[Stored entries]
=-=-=

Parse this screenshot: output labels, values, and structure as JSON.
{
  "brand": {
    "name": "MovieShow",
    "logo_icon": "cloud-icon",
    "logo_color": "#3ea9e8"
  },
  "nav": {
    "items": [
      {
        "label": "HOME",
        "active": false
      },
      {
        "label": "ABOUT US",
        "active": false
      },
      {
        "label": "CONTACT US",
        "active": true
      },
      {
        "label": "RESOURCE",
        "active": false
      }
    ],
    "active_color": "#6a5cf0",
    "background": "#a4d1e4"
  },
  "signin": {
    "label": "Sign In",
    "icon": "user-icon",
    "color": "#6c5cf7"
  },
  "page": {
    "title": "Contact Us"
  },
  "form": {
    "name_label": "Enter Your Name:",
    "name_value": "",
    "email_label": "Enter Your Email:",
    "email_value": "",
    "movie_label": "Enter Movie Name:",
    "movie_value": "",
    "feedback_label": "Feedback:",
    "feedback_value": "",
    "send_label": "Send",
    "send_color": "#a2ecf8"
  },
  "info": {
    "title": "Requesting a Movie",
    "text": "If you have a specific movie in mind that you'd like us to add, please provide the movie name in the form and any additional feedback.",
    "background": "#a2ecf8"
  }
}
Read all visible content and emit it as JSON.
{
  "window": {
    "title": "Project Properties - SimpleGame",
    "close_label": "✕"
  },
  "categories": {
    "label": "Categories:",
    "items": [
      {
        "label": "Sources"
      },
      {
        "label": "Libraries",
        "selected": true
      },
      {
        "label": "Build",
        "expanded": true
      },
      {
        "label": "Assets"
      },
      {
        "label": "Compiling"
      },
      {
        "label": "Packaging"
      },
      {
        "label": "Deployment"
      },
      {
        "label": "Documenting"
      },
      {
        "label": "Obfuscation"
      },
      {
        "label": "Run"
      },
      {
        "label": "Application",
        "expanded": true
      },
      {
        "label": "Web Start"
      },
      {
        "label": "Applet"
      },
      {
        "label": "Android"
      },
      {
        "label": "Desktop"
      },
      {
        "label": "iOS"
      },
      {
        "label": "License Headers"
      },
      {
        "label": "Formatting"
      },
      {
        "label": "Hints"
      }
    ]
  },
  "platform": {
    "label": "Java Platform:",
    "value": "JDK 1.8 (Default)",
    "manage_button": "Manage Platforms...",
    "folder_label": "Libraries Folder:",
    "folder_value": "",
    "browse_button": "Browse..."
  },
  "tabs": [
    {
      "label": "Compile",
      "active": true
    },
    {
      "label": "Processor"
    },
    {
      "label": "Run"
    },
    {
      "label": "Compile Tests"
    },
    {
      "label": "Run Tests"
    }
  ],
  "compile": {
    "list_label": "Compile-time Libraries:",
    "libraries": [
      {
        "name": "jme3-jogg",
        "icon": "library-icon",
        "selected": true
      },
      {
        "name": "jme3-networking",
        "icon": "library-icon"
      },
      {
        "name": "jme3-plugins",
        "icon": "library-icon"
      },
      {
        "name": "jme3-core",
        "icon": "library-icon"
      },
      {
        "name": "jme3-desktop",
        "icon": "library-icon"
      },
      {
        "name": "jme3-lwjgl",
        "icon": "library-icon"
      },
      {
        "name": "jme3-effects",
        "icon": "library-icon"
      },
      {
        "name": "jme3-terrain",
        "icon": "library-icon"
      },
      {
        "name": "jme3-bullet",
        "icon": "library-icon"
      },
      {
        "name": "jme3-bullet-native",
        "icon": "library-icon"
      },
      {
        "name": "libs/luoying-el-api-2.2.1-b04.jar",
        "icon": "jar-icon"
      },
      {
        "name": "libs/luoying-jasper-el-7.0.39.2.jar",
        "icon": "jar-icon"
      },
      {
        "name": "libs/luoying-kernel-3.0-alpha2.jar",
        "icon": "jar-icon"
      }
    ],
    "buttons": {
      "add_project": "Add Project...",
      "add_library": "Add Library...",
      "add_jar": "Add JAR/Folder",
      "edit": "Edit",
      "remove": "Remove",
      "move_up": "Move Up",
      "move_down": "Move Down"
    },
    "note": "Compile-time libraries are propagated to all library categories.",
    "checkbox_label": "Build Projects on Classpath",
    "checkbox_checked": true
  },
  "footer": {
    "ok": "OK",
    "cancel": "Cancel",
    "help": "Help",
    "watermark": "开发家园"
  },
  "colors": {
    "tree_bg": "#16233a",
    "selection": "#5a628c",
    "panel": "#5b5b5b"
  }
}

=-=-=

*INSTRUCTION*:
Faithfully transcribe the whole of the data.

*THE COMPLETED TASK*:
Parse this screenshot: output labels, values, and structure as JSON.
{
  "brand": {
    "name": "MovieShow",
    "logo_icon": "cloud-icon",
    "logo_color": "#3ea9e8"
  },
  "nav": {
    "items": [
      {
        "label": "HOME",
        "active": false
      },
      {
        "label": "ABOUT US",
        "active": false
      },
      {
        "label": "CONTACT US",
        "active": true
      },
      {
        "label": "RESOURCE",
        "active": false
      }
    ],
    "active_color": "#6a5cf0",
    "background": "#a4d1e4"
  },
  "signin": {
    "label": "Sign In",
    "icon": "user-icon",
    "color": "#6c5cf7"
  },
  "page": {
    "title": "Contact Us"
  },
  "form": {
    "name_label": "Enter Your Name:",
    "name_value": "",
    "email_label": "Enter Your Email:",
    "email_value": "",
    "movie_label": "Enter Movie Name:",
    "movie_value": "",
    "feedback_label": "Feedback:",
    "feedback_value": "",
    "send_label": "Send",
    "send_color": "#a2ecf8"
  },
  "info": {
    "title": "Requesting a Movie",
    "text": "If you have a specific movie in mind that you'd like us to add, please provide the movie name in the form and any additional feedback.",
    "background": "#a2ecf8"
  }
}
Read all visible content and emit it as JSON.
{
  "window": {
    "title": "Project Properties - SimpleGame",
    "close_label": "✕"
  },
  "categories": {
    "label": "Categories:",
    "items": [
      {
        "label": "Sources"
      },
      {
        "label": "Libraries",
        "selected": true
      },
      {
        "label": "Build",
        "expanded": true
      },
      {
        "label": "Assets"
      },
      {
        "label": "Compiling"
      },
      {
        "label": "Packaging"
      },
      {
        "label": "Deployment"
      },
      {
        "label": "Documenting"
      },
      {
        "label": "Obfuscation"
      },
      {
        "label": "Run"
      },
      {
        "label": "Application",
        "expanded": true
      },
      {
        "label": "Web Start"
      },
      {
        "label": "Applet"
      },
      {
        "label": "Android"
      },
      {
        "label": "Desktop"
      },
      {
        "label": "iOS"
      },
      {
        "label": "License Headers"
      },
      {
        "label": "Formatting"
      },
      {
        "label": "Hints"
      }
    ]
  },
  "platform": {
    "label": "Java Platform:",
    "value": "JDK 1.8 (Default)",
    "manage_button": "Manage Platforms...",
    "folder_label": "Libraries Folder:",
    "folder_value": "",
    "browse_button": "Browse..."
  },
  "tabs": [
    {
      "label": "Compile",
      "active": true
    },
    {
      "label": "Processor"
    },
    {
      "label": "Run"
    },
    {
      "label": "Compile Tests"
    },
    {
      "label": "Run Tests"
    }
  ],
  "compile": {
    "list_label": "Compile-time Libraries:",
    "libraries": [
      {
        "name": "jme3-jogg",
        "icon": "library-icon",
        "selected": true
      },
      {
        "name": "jme3-networking",
        "icon": "library-icon"
      },
      {
        "name": "jme3-plugins",
        "icon": "library-icon"
      },
      {
        "name": "jme3-core",
        "icon": "library-icon"
      },
      {
        "name": "jme3-desktop",
        "icon": "library-icon"
      },
      {
        "name": "jme3-lwjgl",
        "icon": "library-icon"
      },
      {
        "name": "jme3-effects",
        "icon": "library-icon"
      },
      {
        "name": "jme3-terrain",
        "icon": "library-icon"
      },
      {
        "name": "jme3-bullet",
        "icon": "library-icon"
      },
      {
        "name": "jme3-bullet-native",
        "icon": "library-icon"
      },
      {
        "name": "libs/luoying-el-api-2.2.1-b04.jar",
        "icon": "jar-icon"
      },
      {
        "name": "libs/luoying-jasper-el-7.0.39.2.jar",
        "icon": "jar-icon"
      },
      {
        "name": "libs/luoying-kernel-3.0-alpha2.jar",
        "icon": "jar-icon"
      }
    ],
    "buttons": {
      "add_project": "Add Project...",
      "add_library": "Add Library...",
      "add_jar": "Add JAR/Folder",
      "edit": "Edit",
      "remove": "Remove",
      "move_up": "Move Up",
      "move_down": "Move Down"
    },
    "note": "Compile-time libraries are propagated to all library categories.",
    "checkbox_label": "Build Projects on Classpath",
    "checkbox_checked": true
  },
  "footer": {
    "ok": "OK",
    "cancel": "Cancel",
    "help": "Help",
    "watermark": "开发家园"
  },
  "colors": {
    "tree_bg": "#16233a",
    "selection": "#5a628c",
    "panel": "#5b5b5b"
  }
}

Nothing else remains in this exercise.